### AIM
Word for word, print each line of the listing below; pictures stay out.

==== SOURCE RECORDS ====

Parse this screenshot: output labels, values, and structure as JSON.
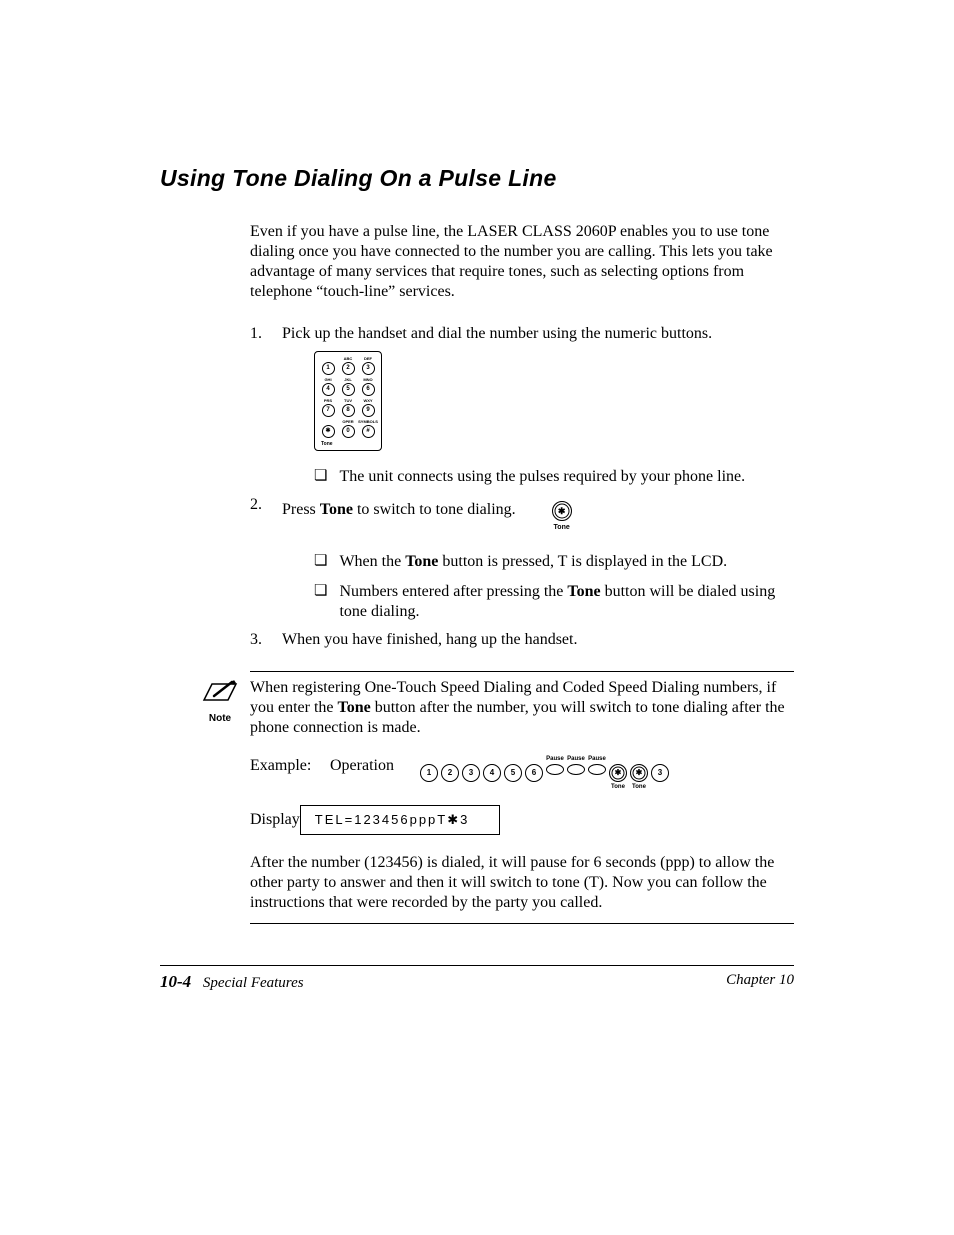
{
  "title": "Using Tone Dialing On a Pulse Line",
  "intro": "Even if you have a pulse line, the LASER CLASS 2060P enables you to use tone dialing once you have connected to the number you are calling. This lets you take advantage of many services that require tones, such as selecting options from telephone “touch-line” services.",
  "steps": {
    "s1": "Pick up the handset and dial the number using the numeric buttons.",
    "s1_note": "The unit connects using the pulses required by your phone line.",
    "s2_a": "Press ",
    "s2_bold": "Tone",
    "s2_b": " to switch to tone dialing.",
    "s2_note1_a": "When the ",
    "s2_note1_bold": "Tone",
    "s2_note1_b": " button is pressed, T is displayed in the LCD.",
    "s2_note2_a": "Numbers entered after pressing the ",
    "s2_note2_bold": "Tone",
    "s2_note2_b": " button will be dialed using tone dialing.",
    "s3": "When you have finished, hang up the handset."
  },
  "keypad": {
    "labels": [
      "",
      "ABC",
      "DEF",
      "GHI",
      "JKL",
      "MNO",
      "PRS",
      "TUV",
      "WXY",
      "",
      "OPER",
      "SYMBOLS"
    ],
    "keys": [
      "1",
      "2",
      "3",
      "4",
      "5",
      "6",
      "7",
      "8",
      "9",
      "✱",
      "0",
      "#"
    ],
    "tone_label": "Tone"
  },
  "tone_button": {
    "glyph": "✱",
    "label": "Tone"
  },
  "note": {
    "icon_label": "Note",
    "p1_a": "When registering One-Touch Speed Dialing and Coded Speed Dialing numbers, if you enter the ",
    "p1_bold": "Tone",
    "p1_b": " button after the number, you will switch to tone dialing after the phone connection is made.",
    "example_label": "Example:",
    "operation_label": "Operation",
    "display_label": "Display",
    "display_value": "TEL=123456pppT✱3",
    "p2": "After the number (123456) is dialed, it will pause for 6 seconds (ppp) to allow the other party to answer and then it will switch to tone (T). Now you can follow the instructions that were recorded by the party you called."
  },
  "operation_seq": {
    "digits": [
      "1",
      "2",
      "3",
      "4",
      "5",
      "6"
    ],
    "pause_label": "Pause",
    "tone_glyph": "✱",
    "tone_label": "Tone",
    "final": "3"
  },
  "footer": {
    "page": "10-4",
    "section": "Special Features",
    "chapter": "Chapter 10"
  }
}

====

### ANSWER TO THIS PROBLEM
Parse this screenshot: output labels, values, and structure as JSON.
{
  "title": "Using Tone Dialing On a Pulse Line",
  "intro": "Even if you have a pulse line, the LASER CLASS 2060P enables you to use tone dialing once you have connected to the number you are calling. This lets you take advantage of many services that require tones, such as selecting options from telephone “touch-line” services.",
  "steps": {
    "s1": "Pick up the handset and dial the number using the numeric buttons.",
    "s1_note": "The unit connects using the pulses required by your phone line.",
    "s2_a": "Press ",
    "s2_bold": "Tone",
    "s2_b": " to switch to tone dialing.",
    "s2_note1_a": "When the ",
    "s2_note1_bold": "Tone",
    "s2_note1_b": " button is pressed, T is displayed in the LCD.",
    "s2_note2_a": "Numbers entered after pressing the ",
    "s2_note2_bold": "Tone",
    "s2_note2_b": " button will be dialed using tone dialing.",
    "s3": "When you have finished, hang up the handset."
  },
  "keypad": {
    "labels": [
      "",
      "ABC",
      "DEF",
      "GHI",
      "JKL",
      "MNO",
      "PRS",
      "TUV",
      "WXY",
      "",
      "OPER",
      "SYMBOLS"
    ],
    "keys": [
      "1",
      "2",
      "3",
      "4",
      "5",
      "6",
      "7",
      "8",
      "9",
      "✱",
      "0",
      "#"
    ],
    "tone_label": "Tone"
  },
  "tone_button": {
    "glyph": "✱",
    "label": "Tone"
  },
  "note": {
    "icon_label": "Note",
    "p1_a": "When registering One-Touch Speed Dialing and Coded Speed Dialing numbers, if you enter the ",
    "p1_bold": "Tone",
    "p1_b": " button after the number, you will switch to tone dialing after the phone connection is made.",
    "example_label": "Example:",
    "operation_label": "Operation",
    "display_label": "Display",
    "display_value": "TEL=123456pppT✱3",
    "p2": "After the number (123456) is dialed, it will pause for 6 seconds (ppp) to allow the other party to answer and then it will switch to tone (T). Now you can follow the instructions that were recorded by the party you called."
  },
  "operation_seq": {
    "digits": [
      "1",
      "2",
      "3",
      "4",
      "5",
      "6"
    ],
    "pause_label": "Pause",
    "tone_glyph": "✱",
    "tone_label": "Tone",
    "final": "3"
  },
  "footer": {
    "page": "10-4",
    "section": "Special Features",
    "chapter": "Chapter 10"
  }
}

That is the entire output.